■ **Material for the task**:
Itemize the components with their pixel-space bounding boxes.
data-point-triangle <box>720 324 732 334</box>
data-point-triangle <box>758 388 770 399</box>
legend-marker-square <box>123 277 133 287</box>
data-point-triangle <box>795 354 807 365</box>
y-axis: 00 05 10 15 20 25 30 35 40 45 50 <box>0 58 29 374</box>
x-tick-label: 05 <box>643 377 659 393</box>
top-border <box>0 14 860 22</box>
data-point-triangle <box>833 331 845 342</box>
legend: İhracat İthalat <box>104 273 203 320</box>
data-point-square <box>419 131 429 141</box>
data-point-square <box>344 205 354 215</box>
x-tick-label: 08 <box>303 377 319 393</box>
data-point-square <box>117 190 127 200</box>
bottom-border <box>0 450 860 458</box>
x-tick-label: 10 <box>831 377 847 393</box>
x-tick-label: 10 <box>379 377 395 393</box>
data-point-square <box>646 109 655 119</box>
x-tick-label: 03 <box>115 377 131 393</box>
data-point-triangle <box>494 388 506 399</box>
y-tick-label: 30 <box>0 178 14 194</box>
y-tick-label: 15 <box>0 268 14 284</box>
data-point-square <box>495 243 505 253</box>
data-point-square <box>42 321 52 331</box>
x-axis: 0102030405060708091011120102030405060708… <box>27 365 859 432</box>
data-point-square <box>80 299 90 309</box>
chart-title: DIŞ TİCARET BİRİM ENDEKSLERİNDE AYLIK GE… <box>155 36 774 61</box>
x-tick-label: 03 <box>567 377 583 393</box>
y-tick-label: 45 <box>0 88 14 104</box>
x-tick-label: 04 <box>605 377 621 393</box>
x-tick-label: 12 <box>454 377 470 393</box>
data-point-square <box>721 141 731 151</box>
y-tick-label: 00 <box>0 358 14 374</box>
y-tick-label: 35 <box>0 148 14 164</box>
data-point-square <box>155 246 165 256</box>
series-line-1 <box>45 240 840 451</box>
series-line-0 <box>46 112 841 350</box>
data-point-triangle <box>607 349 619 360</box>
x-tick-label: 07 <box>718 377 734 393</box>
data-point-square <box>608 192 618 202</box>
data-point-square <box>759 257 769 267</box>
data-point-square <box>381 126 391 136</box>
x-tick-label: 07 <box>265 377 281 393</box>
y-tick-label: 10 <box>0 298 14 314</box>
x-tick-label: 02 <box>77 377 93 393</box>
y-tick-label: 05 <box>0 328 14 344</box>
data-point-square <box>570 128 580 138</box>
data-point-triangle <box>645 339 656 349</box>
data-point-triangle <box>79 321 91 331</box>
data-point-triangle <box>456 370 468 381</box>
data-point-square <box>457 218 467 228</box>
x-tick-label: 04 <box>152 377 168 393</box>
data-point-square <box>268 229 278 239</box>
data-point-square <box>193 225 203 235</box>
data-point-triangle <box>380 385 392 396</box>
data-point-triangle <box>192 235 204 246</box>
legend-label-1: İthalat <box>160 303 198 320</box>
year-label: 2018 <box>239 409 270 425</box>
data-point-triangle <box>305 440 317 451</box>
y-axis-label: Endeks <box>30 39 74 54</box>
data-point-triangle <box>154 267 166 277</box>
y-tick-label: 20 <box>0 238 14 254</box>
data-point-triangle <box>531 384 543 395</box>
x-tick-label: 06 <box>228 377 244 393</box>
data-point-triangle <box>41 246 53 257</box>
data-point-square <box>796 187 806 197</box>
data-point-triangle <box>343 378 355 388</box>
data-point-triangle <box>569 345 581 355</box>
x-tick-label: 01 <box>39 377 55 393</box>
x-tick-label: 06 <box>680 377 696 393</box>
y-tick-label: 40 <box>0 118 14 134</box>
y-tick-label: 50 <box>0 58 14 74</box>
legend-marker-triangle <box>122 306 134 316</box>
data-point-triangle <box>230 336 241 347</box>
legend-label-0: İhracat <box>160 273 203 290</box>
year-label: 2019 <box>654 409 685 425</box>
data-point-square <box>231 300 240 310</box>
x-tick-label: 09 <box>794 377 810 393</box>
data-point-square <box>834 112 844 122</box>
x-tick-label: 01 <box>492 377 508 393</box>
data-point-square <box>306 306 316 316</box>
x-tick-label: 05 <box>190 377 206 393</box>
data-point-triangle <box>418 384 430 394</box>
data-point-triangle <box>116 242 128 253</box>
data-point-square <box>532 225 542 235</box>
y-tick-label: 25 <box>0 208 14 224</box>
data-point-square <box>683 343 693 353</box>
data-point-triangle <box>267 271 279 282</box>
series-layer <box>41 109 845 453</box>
...
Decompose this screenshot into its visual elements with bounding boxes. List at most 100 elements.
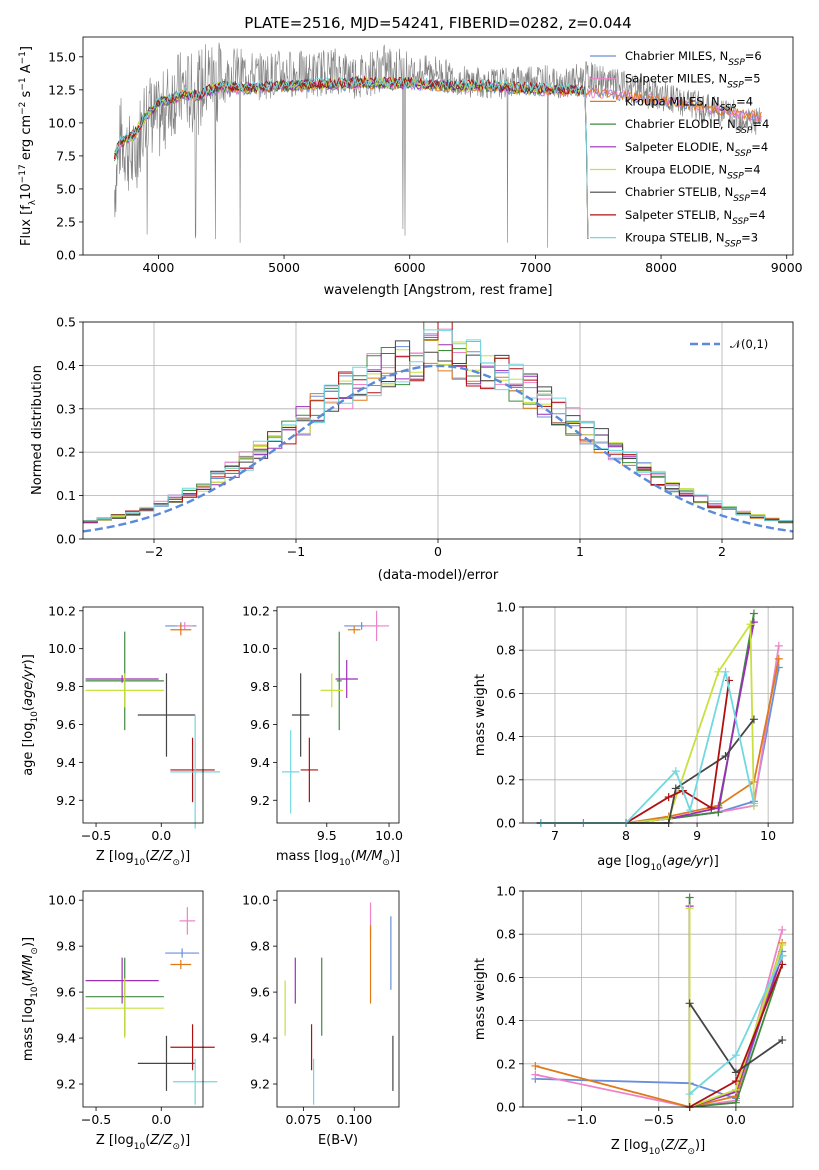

■ **Your objective**:
Turn the lines from the one containing "Itemize the components" to the one containing "data-point-triangle <box>79 321 91 331</box>", both included, into a Markdown table with a Row column that numbers each line and an Entry column that holds the line, leaving out any blank lines.

■ **Solution**:
| Row | Entry |
|---|---|
| 1 | Itemize the components with their pixel-space bounding boxes. |
| 2 | data-point-triangle <box>720 324 732 334</box> |
| 3 | data-point-triangle <box>758 388 770 399</box> |
| 4 | legend-marker-square <box>123 277 133 287</box> |
| 5 | data-point-triangle <box>795 354 807 365</box> |
| 6 | y-axis: 00 05 10 15 20 25 30 35 40 45 50 <box>0 58 29 374</box> |
| 7 | x-tick-label: 05 <box>643 377 659 393</box> |
| 8 | top-border <box>0 14 860 22</box> |
| 9 | data-point-triangle <box>833 331 845 342</box> |
| 10 | legend: İhracat İthalat <box>104 273 203 320</box> |
| 11 | data-point-square <box>419 131 429 141</box> |
| 12 | data-point-square <box>344 205 354 215</box> |
| 13 | x-tick-label: 08 <box>303 377 319 393</box> |
| 14 | data-point-square <box>117 190 127 200</box> |
| 15 | bottom-border <box>0 450 860 458</box> |
| 16 | x-tick-label: 10 <box>831 377 847 393</box> |
| 17 | x-tick-label: 10 <box>379 377 395 393</box> |
| 18 | data-point-square <box>646 109 655 119</box> |
| 19 | x-tick-label: 03 <box>115 377 131 393</box> |
| 20 | data-point-triangle <box>494 388 506 399</box> |
| 21 | y-tick-label: 30 <box>0 178 14 194</box> |
| 22 | y-tick-label: 15 <box>0 268 14 284</box> |
| 23 | data-point-square <box>495 243 505 253</box> |
| 24 | data-point-square <box>42 321 52 331</box> |
| 25 | x-axis: 0102030405060708091011120102030405060708… <box>27 365 859 432</box> |
| 26 | data-point-square <box>80 299 90 309</box> |
| 27 | chart-title: DIŞ TİCARET BİRİM ENDEKSLERİNDE AYLIK GE… <box>155 36 774 61</box> |
| 28 | x-tick-label: 03 <box>567 377 583 393</box> |
| 29 | y-tick-label: 45 <box>0 88 14 104</box> |
| 30 | x-tick-label: 04 <box>605 377 621 393</box> |
| 31 | x-tick-label: 12 <box>454 377 470 393</box> |
| 32 | data-point-square <box>721 141 731 151</box> |
| 33 | y-tick-label: 00 <box>0 358 14 374</box> |
| 34 | y-tick-label: 35 <box>0 148 14 164</box> |
| 35 | data-point-square <box>155 246 165 256</box> |
| 36 | series-line-1 <box>45 240 840 451</box> |
| 37 | series-line-0 <box>46 112 841 350</box> |
| 38 | data-point-triangle <box>607 349 619 360</box> |
| 39 | x-tick-label: 07 <box>718 377 734 393</box> |
| 40 | data-point-square <box>608 192 618 202</box> |
| 41 | data-point-square <box>759 257 769 267</box> |
| 42 | data-point-square <box>381 126 391 136</box> |
| 43 | x-tick-label: 07 <box>265 377 281 393</box> |
| 44 | y-tick-label: 10 <box>0 298 14 314</box> |
| 45 | x-tick-label: 02 <box>77 377 93 393</box> |
| 46 | y-tick-label: 05 <box>0 328 14 344</box> |
| 47 | data-point-square <box>570 128 580 138</box> |
| 48 | data-point-triangle <box>645 339 656 349</box> |
| 49 | data-point-triangle <box>79 321 91 331</box> |